** SET TASK **
Give back exactly the lines from the one holding "Output the text content of this document." to the bottom of the material, both included, and nothing more. No pictures.

——————————

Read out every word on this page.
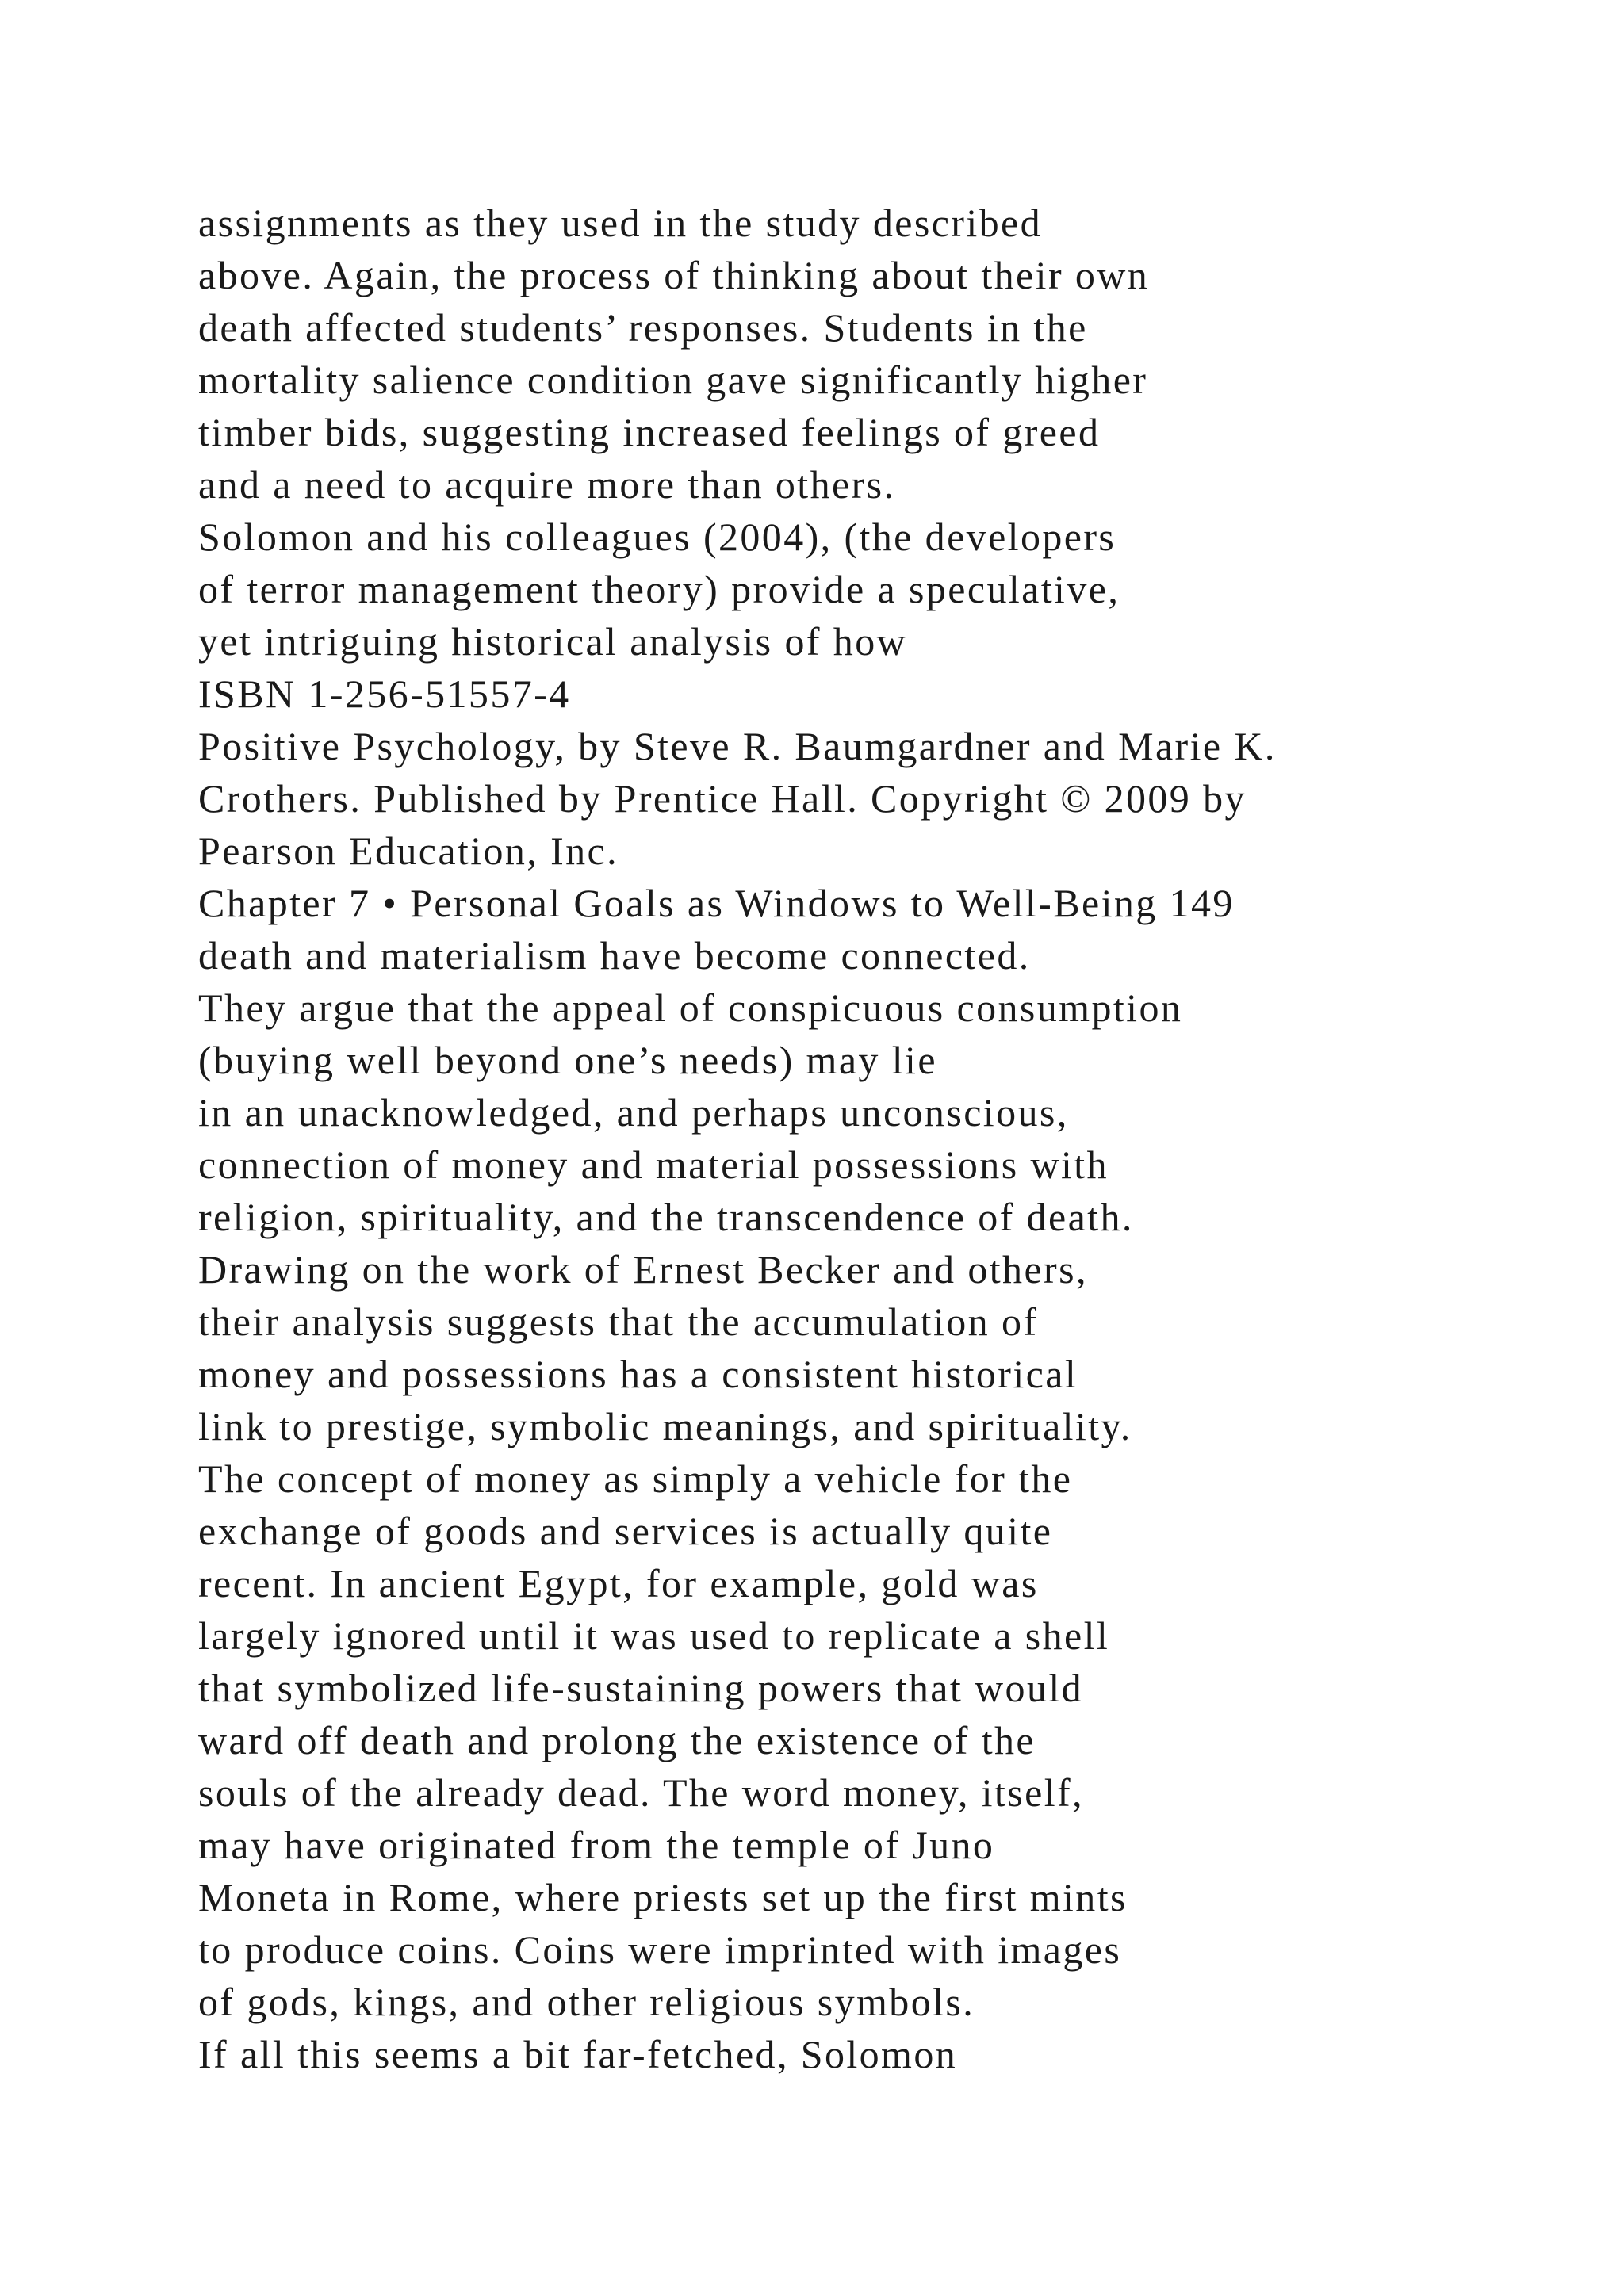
assignments as they used in the study described
above. Again, the process of thinking about their own
death affected students’ responses. Students in the
mortality salience condition gave significantly higher
timber bids, suggesting increased feelings of greed
and a need to acquire more than others.
Solomon and his colleagues (2004), (the developers
of terror management theory) provide a speculative,
yet intriguing historical analysis of how
ISBN 1-256-51557-4
Positive Psychology, by Steve R. Baumgardner and Marie K.
Crothers. Published by Prentice Hall. Copyright © 2009 by
Pearson Education, Inc.
Chapter 7 • Personal Goals as Windows to Well-Being 149
death and materialism have become connected.
They argue that the appeal of conspicuous consumption
(buying well beyond one’s needs) may lie
in an unacknowledged, and perhaps unconscious,
connection of money and material possessions with
religion, spirituality, and the transcendence of death.
Drawing on the work of Ernest Becker and others,
their analysis suggests that the accumulation of
money and possessions has a consistent historical
link to prestige, symbolic meanings, and spirituality.
The concept of money as simply a vehicle for the
exchange of goods and services is actually quite
recent. In ancient Egypt, for example, gold was
largely ignored until it was used to replicate a shell
that symbolized life-sustaining powers that would
ward off death and prolong the existence of the
souls of the already dead. The word money, itself,
may have originated from the temple of Juno
Moneta in Rome, where priests set up the first mints
to produce coins. Coins were imprinted with images
of gods, kings, and other religious symbols.
If all this seems a bit far-fetched, Solomon
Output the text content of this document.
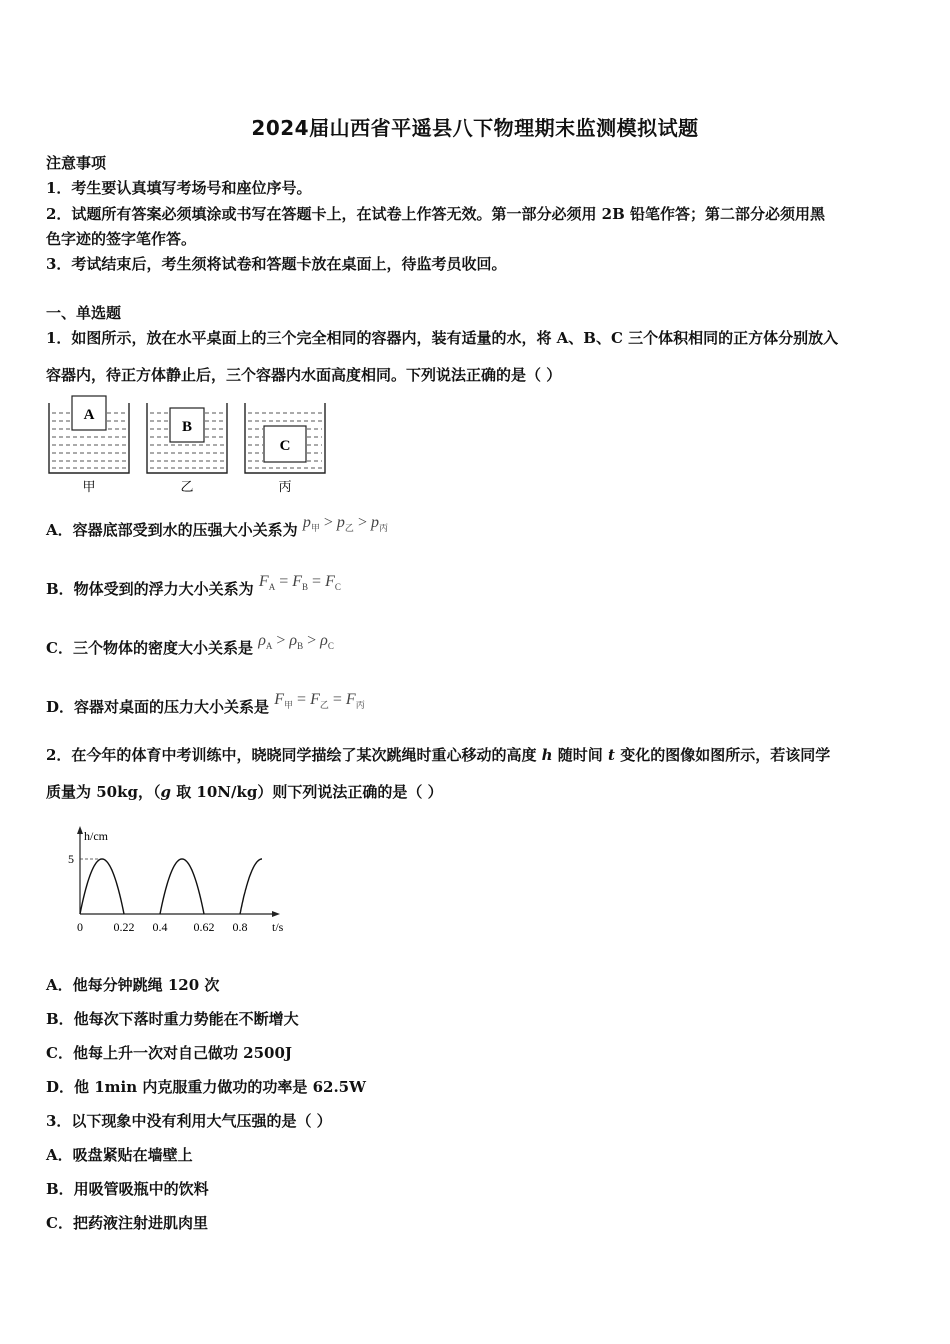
2024届山西省平遥县八下物理期末监测模拟试题
注意事项
1．考生要认真填写考场号和座位序号。
2．试题所有答案必须填涂或书写在答题卡上，在试卷上作答无效。第一部分必须用 2B 铅笔作答；第二部分必须用黑
色字迹的签字笔作答。
3．考试结束后，考生须将试卷和答题卡放在桌面上，待监考员收回。
一、单选题
1．如图所示，放在水平桌面上的三个完全相同的容器内，装有适量的水，将 A、B、C 三个体积相同的正方体分别放入
容器内，待正方体静止后，三个容器内水面高度相同。下列说法正确的是（ ）
A
甲
B
乙
C
丙
A．容器底部受到水的压强大小关系为 $p_甲 > p_乙 > p_丙$
B．物体受到的浮力大小关系为 $F_A = F_B = F_C$
C．三个物体的密度大小关系是 $\rho_A > \rho_B > \rho_C$
D．容器对桌面的压力大小关系是 $F_甲 = F_乙 = F_丙$
2．在今年的体育中考训练中，晓晓同学描绘了某次跳绳时重心移动的高度 h 随时间 t 变化的图像如图所示，若该同学
质量为 50kg，（g 取 10N/kg）则下列说法正确的是（ ）
h/cm
t/s
5
0	0.22 0.4 0.62 0.8
A．他每分钟跳绳 120 次
B．他每次下落时重力势能在不断增大
C．他每上升一次对自己做功 2500J
D．他 1min 内克服重力做功的功率是 62.5W
3．以下现象中没有利用大气压强的是（ ）
A．吸盘紧贴在墙壁上
B．用吸管吸瓶中的饮料
C．把药液注射进肌肉里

——————————

** SOLUTION TO THIS PROBLEM **
Output the text content of this document.
2024届山西省平遥县八下物理期末监测模拟试题
注意事项
1．考生要认真填写考场号和座位序号。
2．试题所有答案必须填涂或书写在答题卡上，在试卷上作答无效。第一部分必须用 2B 铅笔作答；第二部分必须用黑
色字迹的签字笔作答。
3．考试结束后，考生须将试卷和答题卡放在桌面上，待监考员收回。
一、单选题
1．如图所示，放在水平桌面上的三个完全相同的容器内，装有适量的水，将 A、B、C 三个体积相同的正方体分别放入
容器内，待正方体静止后，三个容器内水面高度相同。下列说法正确的是（ ）
A
甲
B
乙
C
丙
A．容器底部受到水的压强大小关系为 $p_甲 > p_乙 > p_丙$
B．物体受到的浮力大小关系为 $F_A = F_B = F_C$
C．三个物体的密度大小关系是 $\rho_A > \rho_B > \rho_C$
D．容器对桌面的压力大小关系是 $F_甲 = F_乙 = F_丙$
2．在今年的体育中考训练中，晓晓同学描绘了某次跳绳时重心移动的高度 h 随时间 t 变化的图像如图所示，若该同学
质量为 50kg，（g 取 10N/kg）则下列说法正确的是（ ）
h/cm
t/s
5
0	0.22 0.4 0.62 0.8
A．他每分钟跳绳 120 次
B．他每次下落时重力势能在不断增大
C．他每上升一次对自己做功 2500J
D．他 1min 内克服重力做功的功率是 62.5W
3．以下现象中没有利用大气压强的是（ ）
A．吸盘紧贴在墙壁上
B．用吸管吸瓶中的饮料
C．把药液注射进肌肉里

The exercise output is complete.